→ **PROBLEM TO WORK ON**
Find every line with the word "tags" and report how many there are, without any other text.

→ **DATA PROVIDED**
========================

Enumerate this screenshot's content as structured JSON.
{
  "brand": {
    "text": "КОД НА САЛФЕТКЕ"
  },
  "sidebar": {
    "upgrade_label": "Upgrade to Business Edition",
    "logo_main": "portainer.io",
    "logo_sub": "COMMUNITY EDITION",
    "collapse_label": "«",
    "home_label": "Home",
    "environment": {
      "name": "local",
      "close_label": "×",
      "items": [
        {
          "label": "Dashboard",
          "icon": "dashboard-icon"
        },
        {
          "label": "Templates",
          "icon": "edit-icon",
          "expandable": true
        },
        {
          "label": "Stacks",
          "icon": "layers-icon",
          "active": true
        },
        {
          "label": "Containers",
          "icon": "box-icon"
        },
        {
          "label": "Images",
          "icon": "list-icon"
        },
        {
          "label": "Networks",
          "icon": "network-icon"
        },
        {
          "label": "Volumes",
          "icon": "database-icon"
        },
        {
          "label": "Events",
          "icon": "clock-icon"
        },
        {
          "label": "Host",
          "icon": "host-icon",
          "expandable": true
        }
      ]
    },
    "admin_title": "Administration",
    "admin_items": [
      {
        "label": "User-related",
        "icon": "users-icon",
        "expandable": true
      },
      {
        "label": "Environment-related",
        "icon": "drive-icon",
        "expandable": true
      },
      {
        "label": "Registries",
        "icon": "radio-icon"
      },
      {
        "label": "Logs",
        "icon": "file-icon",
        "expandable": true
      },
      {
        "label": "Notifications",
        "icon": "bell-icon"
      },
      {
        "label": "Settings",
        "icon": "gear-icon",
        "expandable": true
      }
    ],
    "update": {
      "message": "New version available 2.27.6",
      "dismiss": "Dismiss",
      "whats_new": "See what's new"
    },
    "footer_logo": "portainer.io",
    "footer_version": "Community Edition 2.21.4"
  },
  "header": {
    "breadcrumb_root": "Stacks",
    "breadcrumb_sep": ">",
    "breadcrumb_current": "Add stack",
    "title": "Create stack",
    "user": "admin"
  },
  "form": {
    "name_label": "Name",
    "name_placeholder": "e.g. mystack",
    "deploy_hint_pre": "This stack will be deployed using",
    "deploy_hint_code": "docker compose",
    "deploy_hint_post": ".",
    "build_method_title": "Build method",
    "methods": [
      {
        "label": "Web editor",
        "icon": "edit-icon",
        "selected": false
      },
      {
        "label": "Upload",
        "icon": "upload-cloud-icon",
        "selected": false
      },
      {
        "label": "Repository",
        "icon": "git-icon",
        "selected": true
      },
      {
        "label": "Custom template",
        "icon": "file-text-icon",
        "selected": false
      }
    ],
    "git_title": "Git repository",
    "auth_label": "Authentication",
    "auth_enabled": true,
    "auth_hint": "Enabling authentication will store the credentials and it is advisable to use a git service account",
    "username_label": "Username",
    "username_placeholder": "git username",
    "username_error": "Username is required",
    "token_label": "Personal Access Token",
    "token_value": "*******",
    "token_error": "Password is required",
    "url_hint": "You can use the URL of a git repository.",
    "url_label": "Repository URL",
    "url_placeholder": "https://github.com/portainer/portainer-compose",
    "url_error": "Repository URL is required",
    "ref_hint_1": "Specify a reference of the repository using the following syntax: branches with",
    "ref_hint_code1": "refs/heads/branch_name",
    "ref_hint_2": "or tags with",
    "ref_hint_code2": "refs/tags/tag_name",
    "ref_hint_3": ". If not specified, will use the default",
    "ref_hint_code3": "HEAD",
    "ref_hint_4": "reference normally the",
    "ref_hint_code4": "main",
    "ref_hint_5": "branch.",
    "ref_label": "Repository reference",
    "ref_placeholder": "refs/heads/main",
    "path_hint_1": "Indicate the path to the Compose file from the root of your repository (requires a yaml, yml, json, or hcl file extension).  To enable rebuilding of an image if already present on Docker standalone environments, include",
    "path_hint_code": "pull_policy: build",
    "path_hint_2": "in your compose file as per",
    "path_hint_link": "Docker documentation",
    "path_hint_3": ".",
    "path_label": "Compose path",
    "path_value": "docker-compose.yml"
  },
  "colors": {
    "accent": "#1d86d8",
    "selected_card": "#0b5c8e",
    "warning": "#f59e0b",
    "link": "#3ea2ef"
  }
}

========================

→ **THE SOLUTION**
2